**Written request:**
Repeat, without any change, the entries presented below.

[Stored records]
········

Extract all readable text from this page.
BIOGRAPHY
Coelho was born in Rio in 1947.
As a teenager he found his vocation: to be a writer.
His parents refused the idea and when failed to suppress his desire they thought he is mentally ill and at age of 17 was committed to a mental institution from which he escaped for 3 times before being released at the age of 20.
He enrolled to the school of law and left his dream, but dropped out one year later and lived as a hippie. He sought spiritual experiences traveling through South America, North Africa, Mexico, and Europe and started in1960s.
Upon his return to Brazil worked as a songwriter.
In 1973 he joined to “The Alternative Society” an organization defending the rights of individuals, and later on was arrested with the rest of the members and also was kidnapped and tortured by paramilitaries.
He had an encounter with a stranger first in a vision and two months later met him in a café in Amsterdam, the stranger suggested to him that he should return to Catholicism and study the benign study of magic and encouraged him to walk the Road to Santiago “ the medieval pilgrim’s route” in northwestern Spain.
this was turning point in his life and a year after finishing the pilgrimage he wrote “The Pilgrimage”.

········

**Exercise output:**
Extract all readable text from this page.
BIOGRAPHY
Coelho was born in Rio in 1947.
As a teenager he found his vocation: to be a writer.
His parents refused the idea and when failed to suppress his desire they thought he is mentally ill and at age of 17 was committed to a mental institution from which he escaped for 3 times before being released at the age of 20.
He enrolled to the school of law and left his dream, but dropped out one year later and lived as a hippie. He sought spiritual experiences traveling through South America, North Africa, Mexico, and Europe and started in1960s.
Upon his return to Brazil worked as a songwriter.
In 1973 he joined to “The Alternative Society” an organization defending the rights of individuals, and later on was arrested with the rest of the members and also was kidnapped and tortured by paramilitaries.
He had an encounter with a stranger first in a vision and two months later met him in a café in Amsterdam, the stranger suggested to him that he should return to Catholicism and study the benign study of magic and encouraged him to walk the Road to Santiago “ the medieval pilgrim’s route” in northwestern Spain.
this was turning point in his life and a year after finishing the pilgrimage he wrote “The Pilgrimage”.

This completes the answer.